■ SHORT TASK
Return each line of the listing below, unchanged, and omit the images.

Records contained in a dataset
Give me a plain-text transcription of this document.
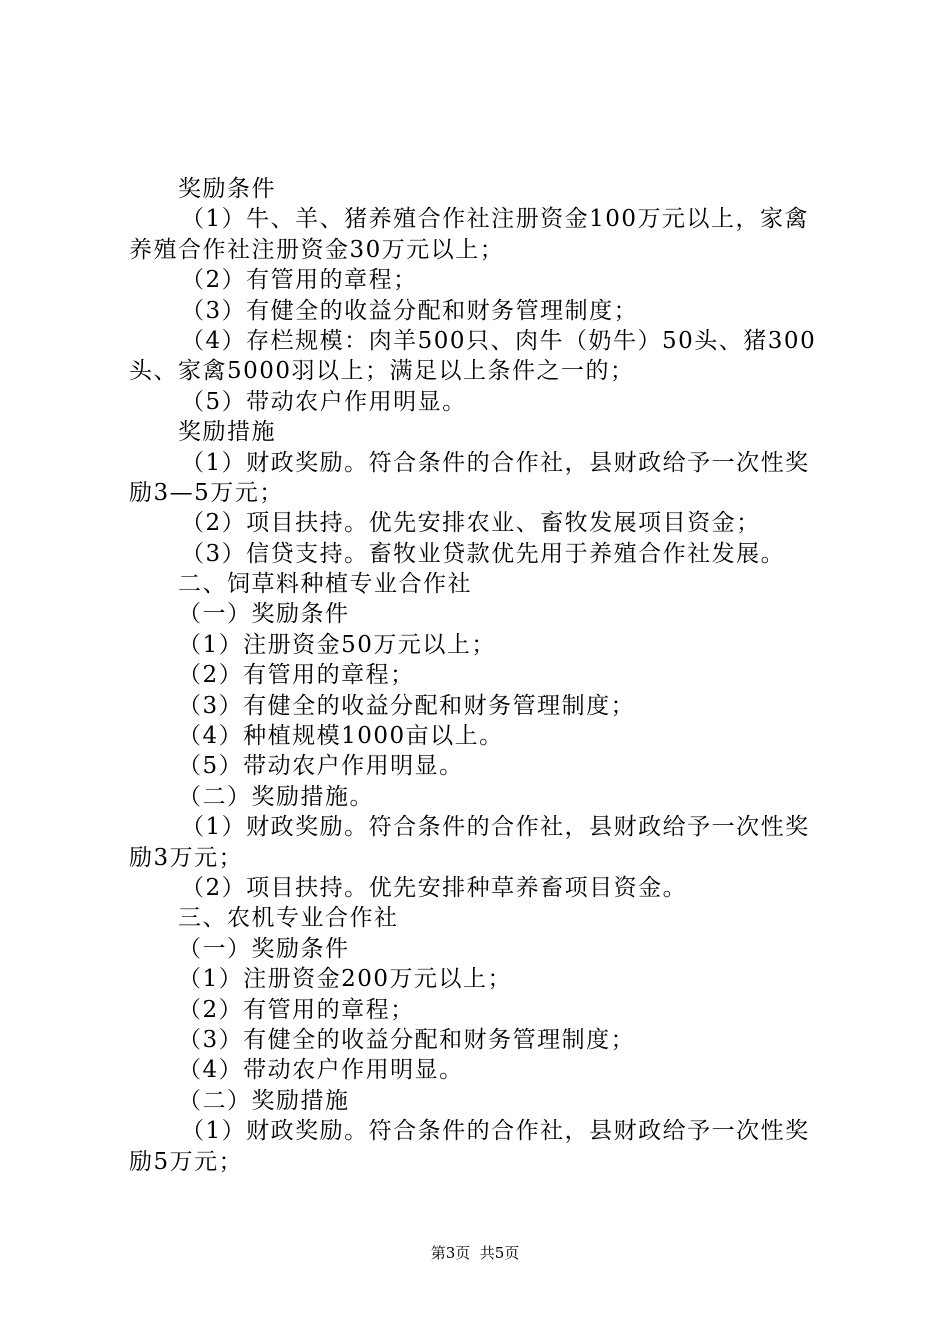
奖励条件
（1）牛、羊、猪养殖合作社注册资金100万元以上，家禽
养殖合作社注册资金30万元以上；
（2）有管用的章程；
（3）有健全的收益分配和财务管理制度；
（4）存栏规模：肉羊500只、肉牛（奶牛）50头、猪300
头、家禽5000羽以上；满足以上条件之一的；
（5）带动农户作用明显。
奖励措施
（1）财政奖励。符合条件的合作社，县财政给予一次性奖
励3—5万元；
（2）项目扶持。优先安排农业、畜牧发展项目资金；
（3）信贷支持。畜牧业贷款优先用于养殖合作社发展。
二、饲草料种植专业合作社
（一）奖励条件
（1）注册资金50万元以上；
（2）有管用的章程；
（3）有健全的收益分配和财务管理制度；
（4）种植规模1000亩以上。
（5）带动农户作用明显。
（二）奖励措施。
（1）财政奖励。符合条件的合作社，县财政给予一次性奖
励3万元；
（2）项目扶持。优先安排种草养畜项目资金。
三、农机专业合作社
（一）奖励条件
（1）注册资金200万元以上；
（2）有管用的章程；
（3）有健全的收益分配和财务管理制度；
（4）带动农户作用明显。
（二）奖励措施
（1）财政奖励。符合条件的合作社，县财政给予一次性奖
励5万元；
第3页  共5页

■ EXERCISE RESPONSE
Give me a plain-text transcription of this document.
奖励条件
（1）牛、羊、猪养殖合作社注册资金100万元以上，家禽
养殖合作社注册资金30万元以上；
（2）有管用的章程；
（3）有健全的收益分配和财务管理制度；
（4）存栏规模：肉羊500只、肉牛（奶牛）50头、猪300
头、家禽5000羽以上；满足以上条件之一的；
（5）带动农户作用明显。
奖励措施
（1）财政奖励。符合条件的合作社，县财政给予一次性奖
励3—5万元；
（2）项目扶持。优先安排农业、畜牧发展项目资金；
（3）信贷支持。畜牧业贷款优先用于养殖合作社发展。
二、饲草料种植专业合作社
（一）奖励条件
（1）注册资金50万元以上；
（2）有管用的章程；
（3）有健全的收益分配和财务管理制度；
（4）种植规模1000亩以上。
（5）带动农户作用明显。
（二）奖励措施。
（1）财政奖励。符合条件的合作社，县财政给予一次性奖
励3万元；
（2）项目扶持。优先安排种草养畜项目资金。
三、农机专业合作社
（一）奖励条件
（1）注册资金200万元以上；
（2）有管用的章程；
（3）有健全的收益分配和财务管理制度；
（4）带动农户作用明显。
（二）奖励措施
（1）财政奖励。符合条件的合作社，县财政给予一次性奖
励5万元；
第3页  共5页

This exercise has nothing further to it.